__TO BE DONE__: Skip the pictures. Copy all the rest of the records down exactly.

■ ■ ■

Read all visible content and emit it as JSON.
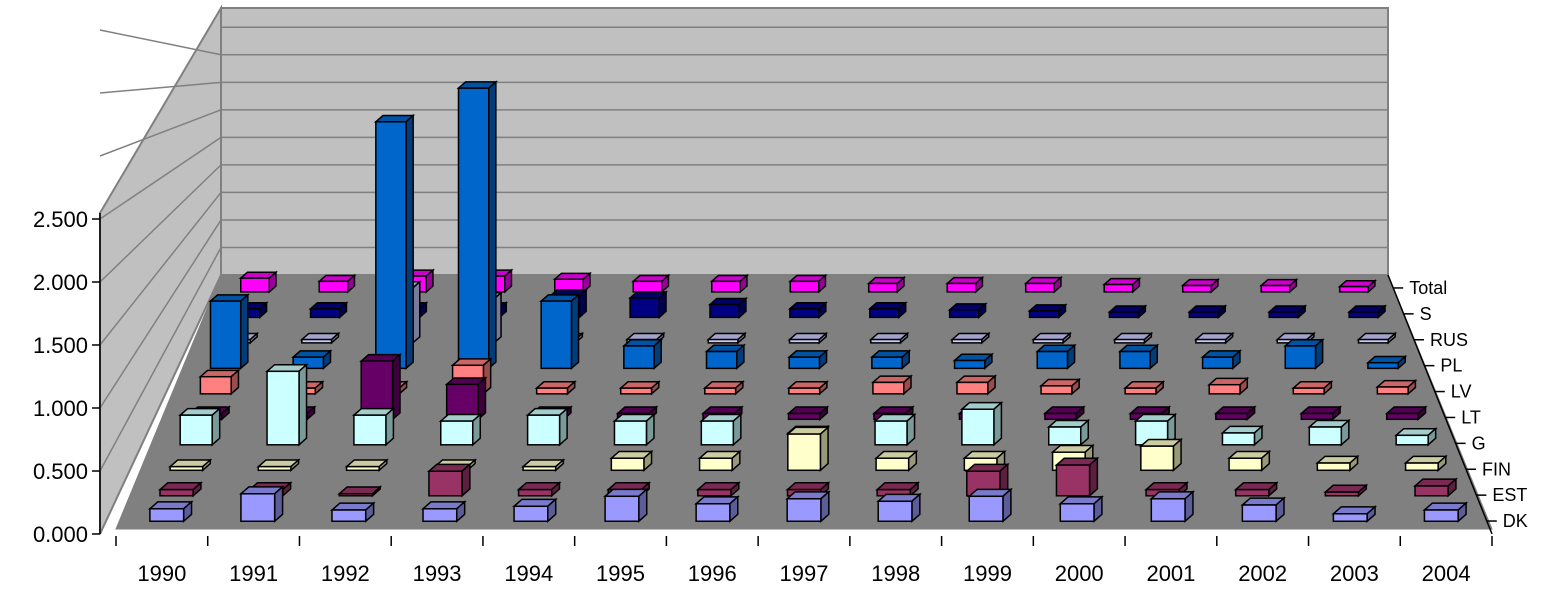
{
  "chart_data": {
    "type": "bar",
    "title": "",
    "xlabel": "",
    "ylabel": "",
    "ylim": [
      0,
      2.5
    ],
    "y_ticks": [
      "0.000",
      "0.500",
      "1.000",
      "1.500",
      "2.000",
      "2.500"
    ],
    "categories": [
      "1990",
      "1991",
      "1992",
      "1993",
      "1994",
      "1995",
      "1996",
      "1997",
      "1998",
      "1999",
      "2000",
      "2001",
      "2002",
      "2003",
      "2004"
    ],
    "series_labels": [
      "DK",
      "EST",
      "FIN",
      "G",
      "LT",
      "LV",
      "PL",
      "RUS",
      "S",
      "Total"
    ],
    "grid": true,
    "projection": "3d",
    "series": [
      {
        "name": "DK",
        "color": "#9999ff",
        "values": [
          0.1,
          0.22,
          0.09,
          0.1,
          0.12,
          0.2,
          0.14,
          0.18,
          0.16,
          0.2,
          0.14,
          0.18,
          0.13,
          0.06,
          0.09
        ]
      },
      {
        "name": "EST",
        "color": "#993366",
        "values": [
          0.05,
          0.05,
          0,
          0.2,
          0.05,
          0.05,
          0.05,
          0.05,
          0.05,
          0.2,
          0.25,
          0.05,
          0.05,
          0.03,
          0.08
        ]
      },
      {
        "name": "FIN",
        "color": "#ffffcc",
        "values": [
          0.03,
          0.03,
          0.03,
          0.03,
          0.03,
          0.1,
          0.1,
          0.3,
          0.1,
          0.1,
          0.15,
          0.2,
          0.1,
          0.06,
          0.06
        ]
      },
      {
        "name": "G",
        "color": "#ccffff",
        "values": [
          0.25,
          0.62,
          0.25,
          0.2,
          0.25,
          0.2,
          0.2,
          0.1,
          0.2,
          0.3,
          0.15,
          0.2,
          0.1,
          0.15,
          0.08
        ]
      },
      {
        "name": "LT",
        "color": "#660066",
        "values": [
          0.05,
          0.05,
          0.5,
          0.3,
          0.05,
          0.05,
          0.05,
          0.05,
          0.05,
          0.05,
          0.05,
          0.05,
          0.05,
          0.05,
          0.05
        ]
      },
      {
        "name": "LV",
        "color": "#ff8080",
        "values": [
          0.15,
          0.05,
          0.05,
          0.25,
          0.05,
          0.05,
          0.05,
          0.05,
          0.1,
          0.1,
          0.07,
          0.05,
          0.08,
          0.05,
          0.06
        ]
      },
      {
        "name": "PL",
        "color": "#0066cc",
        "values": [
          0.6,
          0.1,
          2.2,
          2.5,
          0.6,
          0.2,
          0.15,
          0.1,
          0.1,
          0.07,
          0.15,
          0.15,
          0.1,
          0.2,
          0.05
        ]
      },
      {
        "name": "RUS",
        "color": "#ccccff",
        "values": [
          0.03,
          0.03,
          0.5,
          0.4,
          0.03,
          0.03,
          0.03,
          0.03,
          0.03,
          0.03,
          0.03,
          0.03,
          0.03,
          0.03,
          0.03
        ]
      },
      {
        "name": "S",
        "color": "#000080",
        "values": [
          0.08,
          0.08,
          0.08,
          0.08,
          0.2,
          0.18,
          0.12,
          0.08,
          0.08,
          0.07,
          0.06,
          0.05,
          0.05,
          0.05,
          0.05
        ]
      },
      {
        "name": "Total",
        "color": "#ff00ff",
        "values": [
          0.13,
          0.1,
          0.15,
          0.15,
          0.12,
          0.1,
          0.1,
          0.1,
          0.08,
          0.08,
          0.08,
          0.07,
          0.06,
          0.06,
          0.05
        ]
      }
    ]
  }
}
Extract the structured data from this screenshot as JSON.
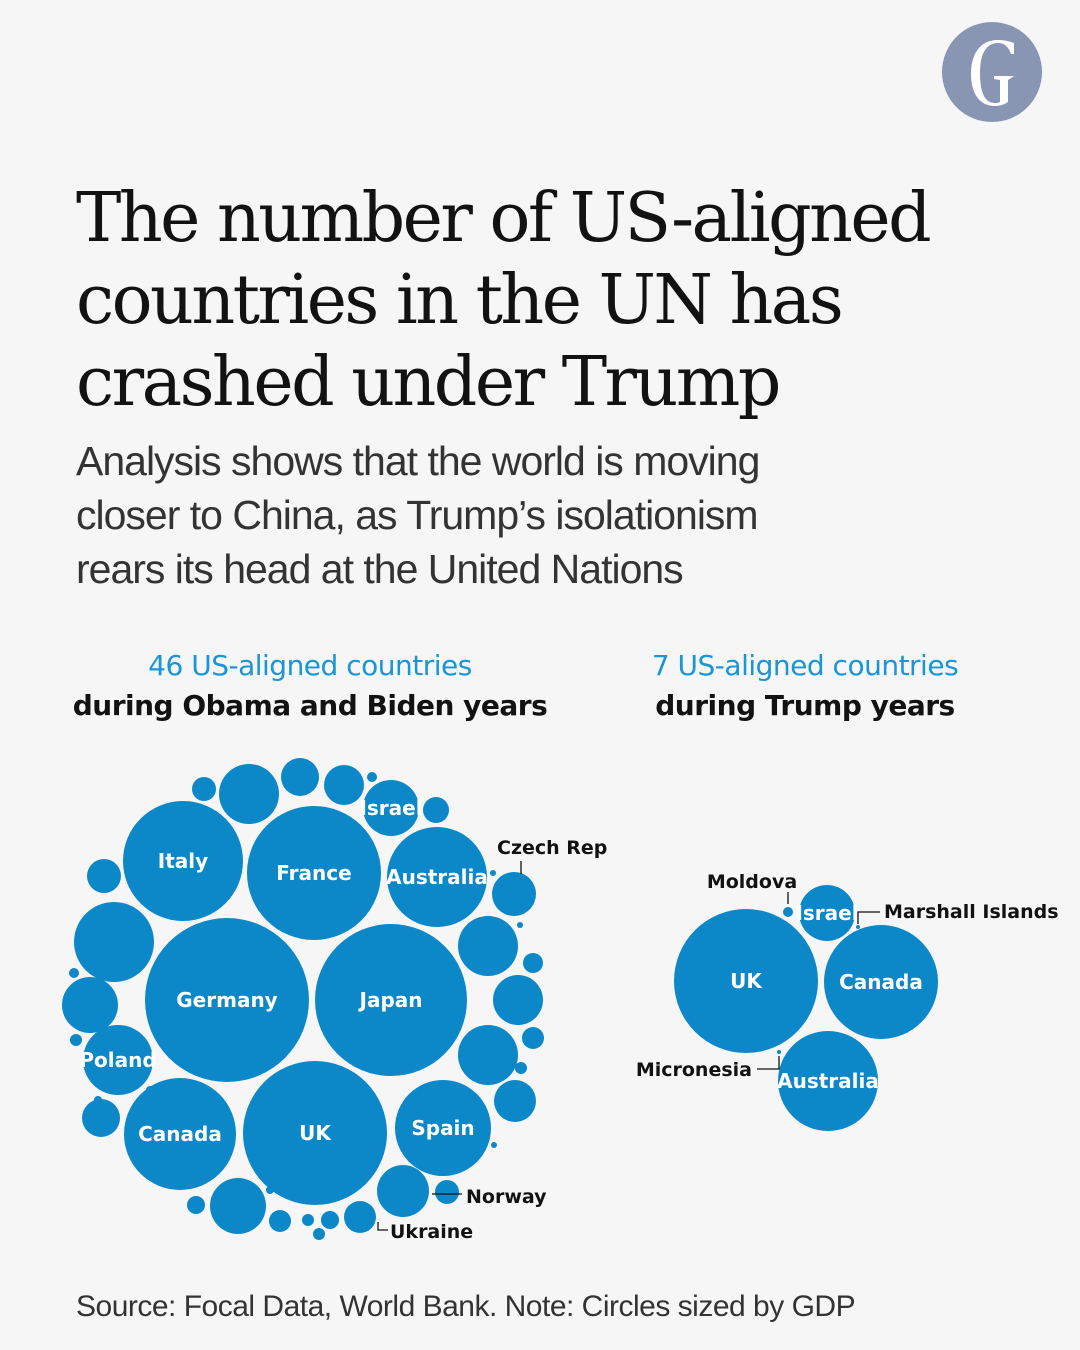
{
  "brand": {
    "logo_icon": "guardian-g-logo-icon",
    "logo_color": "#8896b3"
  },
  "headline": {
    "lines": [
      "The number of US-aligned",
      "countries in the UN has",
      "crashed under Trump"
    ]
  },
  "standfirst": {
    "lines": [
      "Analysis shows that the world is moving",
      "closer to China, as Trump’s isolationism",
      "rears its head at the United Nations"
    ]
  },
  "colors": {
    "bubble": "#0c88c8",
    "accent_text": "#1996d5",
    "text": "#121212"
  },
  "chart_data": [
    {
      "type": "bubble",
      "size_by": "GDP",
      "count_label": "46 US-aligned countries",
      "period_label": "during Obama and Biden years",
      "labeled_countries": [
        "Germany",
        "Japan",
        "UK",
        "France",
        "Italy",
        "Canada",
        "Australia",
        "Spain",
        "Poland",
        "Israel",
        "Czech Rep",
        "Norway",
        "Ukraine"
      ],
      "outside_labels": [
        "Czech Rep",
        "Norway",
        "Ukraine"
      ],
      "total_countries": 46
    },
    {
      "type": "bubble",
      "size_by": "GDP",
      "count_label": "7 US-aligned countries",
      "period_label": "during Trump years",
      "labeled_countries": [
        "UK",
        "Canada",
        "Australia",
        "Israel",
        "Moldova",
        "Marshall Islands",
        "Micronesia"
      ],
      "outside_labels": [
        "Moldova",
        "Marshall Islands",
        "Micronesia"
      ],
      "total_countries": 7
    }
  ],
  "footnote": "Source: Focal Data, World Bank. Note: Circles sized by GDP"
}
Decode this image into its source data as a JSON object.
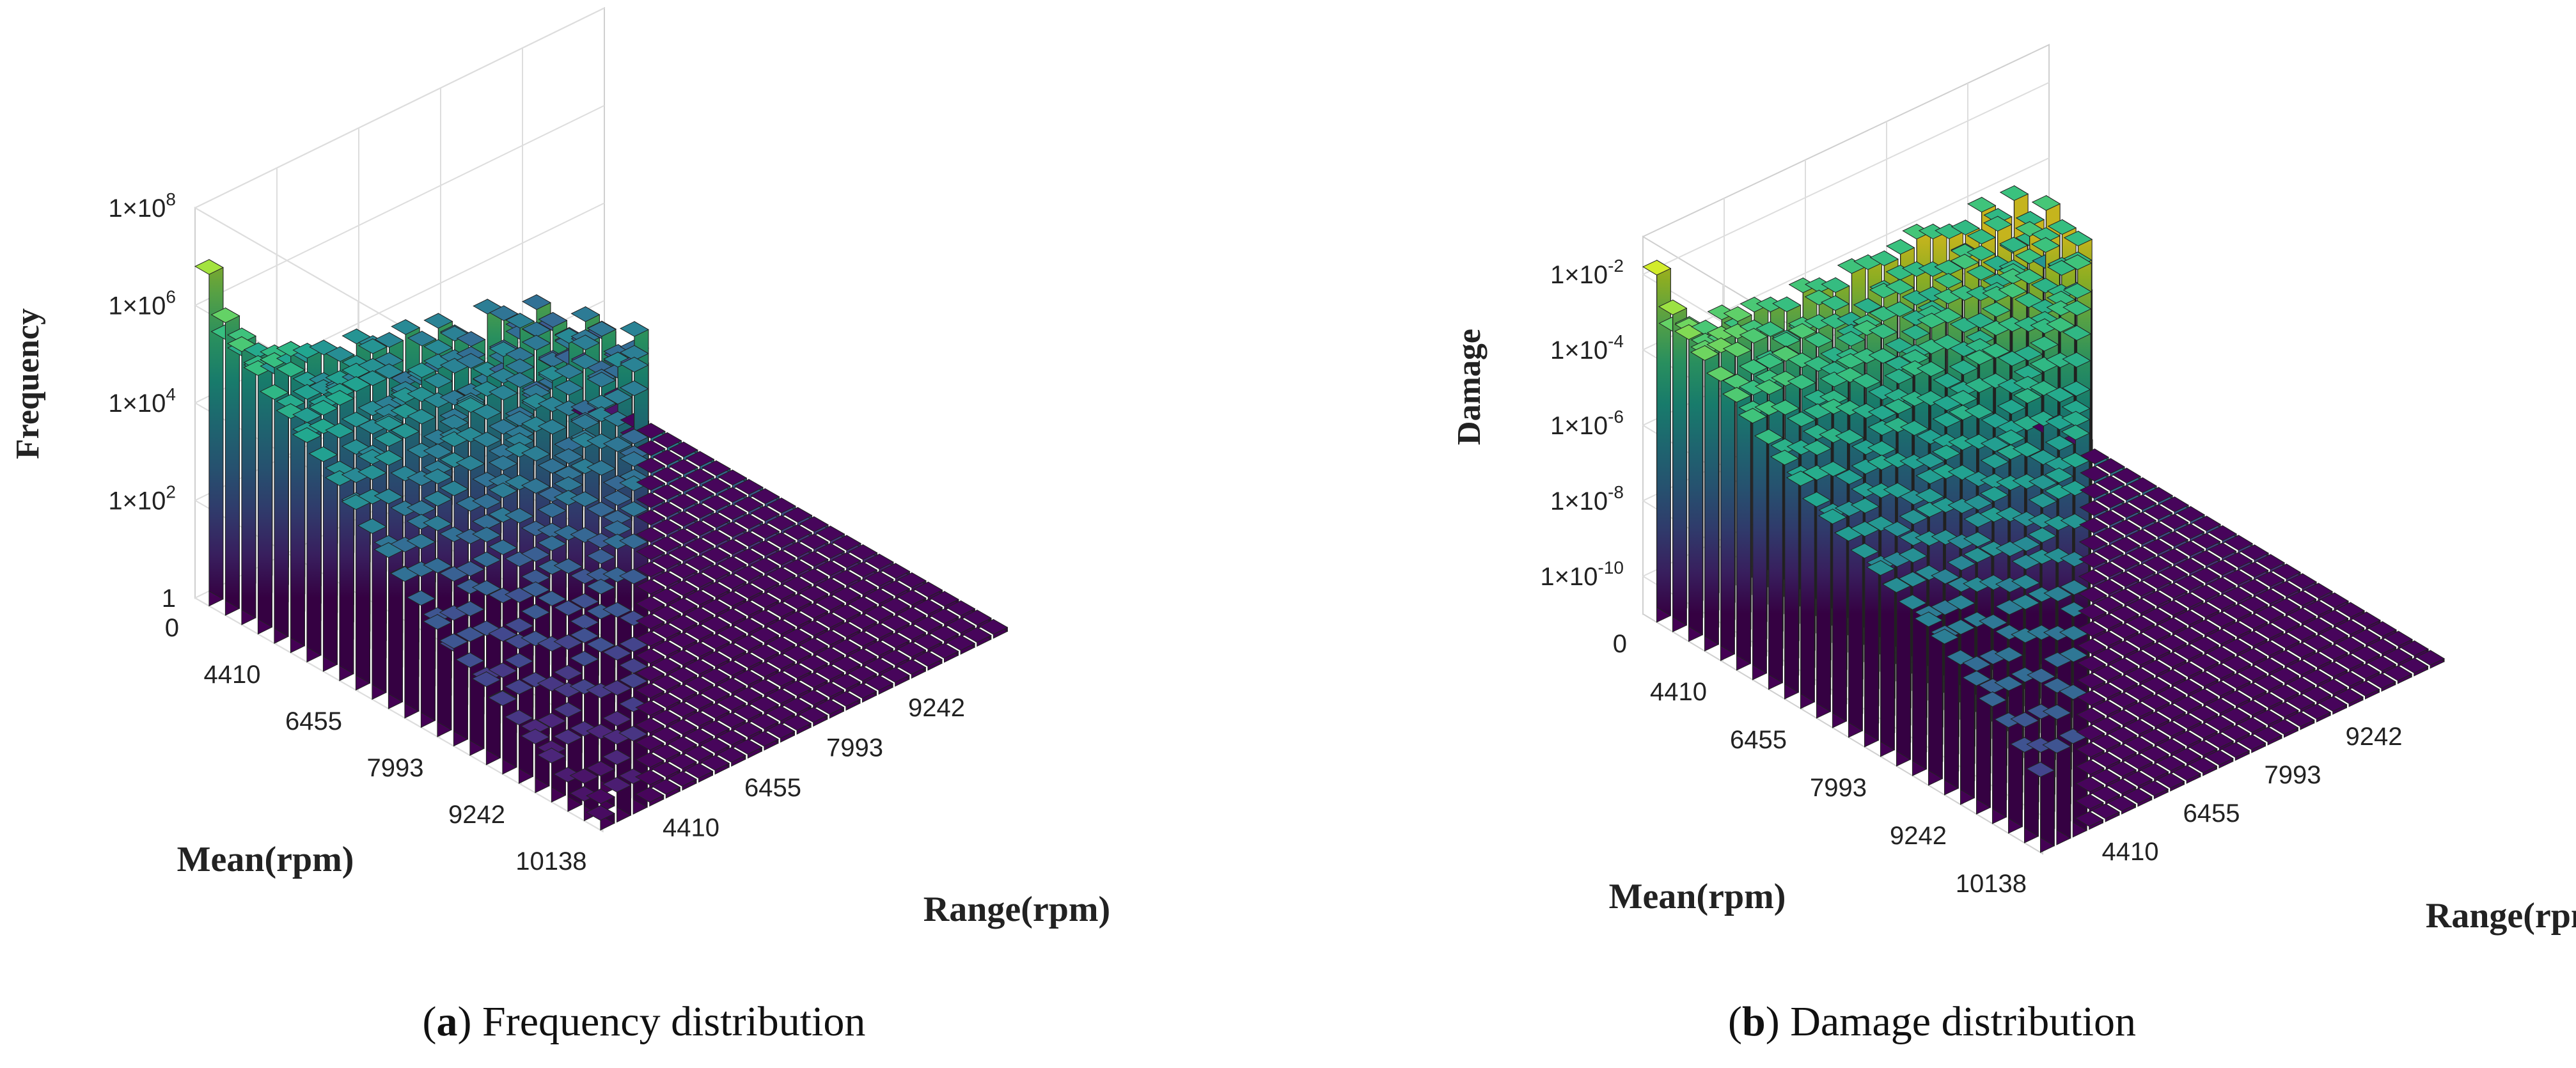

■ ■ ■

__SOLUTION__:
Read all visible content and emit it as JSON.
{
  "chart_data": {
    "type": "bar",
    "title": "",
    "xlabel": "",
    "ylabel": "",
    "ylim": [
      0,
      2.5
    ],
    "y_ticks": [
      "0.000",
      "0.500",
      "1.000",
      "1.500",
      "2.000",
      "2.500"
    ],
    "categories": [
      "1990",
      "1991",
      "1992",
      "1993",
      "1994",
      "1995",
      "1996",
      "1997",
      "1998",
      "1999",
      "2000",
      "2001",
      "2002",
      "2003",
      "2004"
    ],
    "series_labels": [
      "DK",
      "EST",
      "FIN",
      "G",
      "LT",
      "LV",
      "PL",
      "RUS",
      "S",
      "Total"
    ],
    "grid": true,
    "projection": "3d",
    "series": [
      {
        "name": "DK",
        "color": "#9999ff",
        "values": [
          0.1,
          0.22,
          0.09,
          0.1,
          0.12,
          0.2,
          0.14,
          0.18,
          0.16,
          0.2,
          0.14,
          0.18,
          0.13,
          0.06,
          0.09
        ]
      },
      {
        "name": "EST",
        "color": "#993366",
        "values": [
          0.05,
          0.05,
          0,
          0.2,
          0.05,
          0.05,
          0.05,
          0.05,
          0.05,
          0.2,
          0.25,
          0.05,
          0.05,
          0.03,
          0.08
        ]
      },
      {
        "name": "FIN",
        "color": "#ffffcc",
        "values": [
          0.03,
          0.03,
          0.03,
          0.03,
          0.03,
          0.1,
          0.1,
          0.3,
          0.1,
          0.1,
          0.15,
          0.2,
          0.1,
          0.06,
          0.06
        ]
      },
      {
        "name": "G",
        "color": "#ccffff",
        "values": [
          0.25,
          0.62,
          0.25,
          0.2,
          0.25,
          0.2,
          0.2,
          0.1,
          0.2,
          0.3,
          0.15,
          0.2,
          0.1,
          0.15,
          0.08
        ]
      },
      {
        "name": "LT",
        "color": "#660066",
        "values": [
          0.05,
          0.05,
          0.5,
          0.3,
          0.05,
          0.05,
          0.05,
          0.05,
          0.05,
          0.05,
          0.05,
          0.05,
          0.05,
          0.05,
          0.05
        ]
      },
      {
        "name": "LV",
        "color": "#ff8080",
        "values": [
          0.15,
          0.05,
          0.05,
          0.25,
          0.05,
          0.05,
          0.05,
          0.05,
          0.1,
          0.1,
          0.07,
          0.05,
          0.08,
          0.05,
          0.06
        ]
      },
      {
        "name": "PL",
        "color": "#0066cc",
        "values": [
          0.6,
          0.1,
          2.2,
          2.5,
          0.6,
          0.2,
          0.15,
          0.1,
          0.1,
          0.07,
          0.15,
          0.15,
          0.1,
          0.2,
          0.05
        ]
      },
      {
        "name": "RUS",
        "color": "#ccccff",
        "values": [
          0.03,
          0.03,
          0.5,
          0.4,
          0.03,
          0.03,
          0.03,
          0.03,
          0.03,
          0.03,
          0.03,
          0.03,
          0.03,
          0.03,
          0.03
        ]
      },
      {
        "name": "S",
        "color": "#000080",
        "values": [
          0.08,
          0.08,
          0.08,
          0.08,
          0.2,
          0.18,
          0.12,
          0.08,
          0.08,
          0.07,
          0.06,
          0.05,
          0.05,
          0.05,
          0.05
        ]
      },
      {
        "name": "Total",
        "color": "#ff00ff",
        "values": [
          0.13,
          0.1,
          0.15,
          0.15,
          0.12,
          0.1,
          0.1,
          0.1,
          0.08,
          0.08,
          0.08,
          0.07,
          0.06,
          0.06,
          0.05
        ]
      }
    ]
  }
}
Extract the structured data from this screenshot as JSON.
{
  "brand": {
    "logo_icon": "guardian-g-logo-icon",
    "logo_color": "#8896b3"
  },
  "headline": {
    "lines": [
      "The number of US-aligned",
      "countries in the UN has",
      "crashed under Trump"
    ]
  },
  "standfirst": {
    "lines": [
      "Analysis shows that the world is moving",
      "closer to China, as Trump’s isolationism",
      "rears its head at the United Nations"
    ]
  },
  "colors": {
    "bubble": "#0c88c8",
    "accent_text": "#1996d5",
    "text": "#121212"
  },
  "chart_data": [
    {
      "type": "bubble",
      "size_by": "GDP",
      "count_label": "46 US-aligned countries",
      "period_label": "during Obama and Biden years",
      "labeled_countries": [
        "Germany",
        "Japan",
        "UK",
        "France",
        "Italy",
        "Canada",
        "Australia",
        "Spain",
        "Poland",
        "Israel",
        "Czech Rep",
        "Norway",
        "Ukraine"
      ],
      "outside_labels": [
        "Czech Rep",
        "Norway",
        "Ukraine"
      ],
      "total_countries": 46
    },
    {
      "type": "bubble",
      "size_by": "GDP",
      "count_label": "7 US-aligned countries",
      "period_label": "during Trump years",
      "labeled_countries": [
        "UK",
        "Canada",
        "Australia",
        "Israel",
        "Moldova",
        "Marshall Islands",
        "Micronesia"
      ],
      "outside_labels": [
        "Moldova",
        "Marshall Islands",
        "Micronesia"
      ],
      "total_countries": 7
    }
  ],
  "footnote": "Source: Focal Data, World Bank. Note: Circles sized by GDP"
}
Decode this image into its source data as a JSON object.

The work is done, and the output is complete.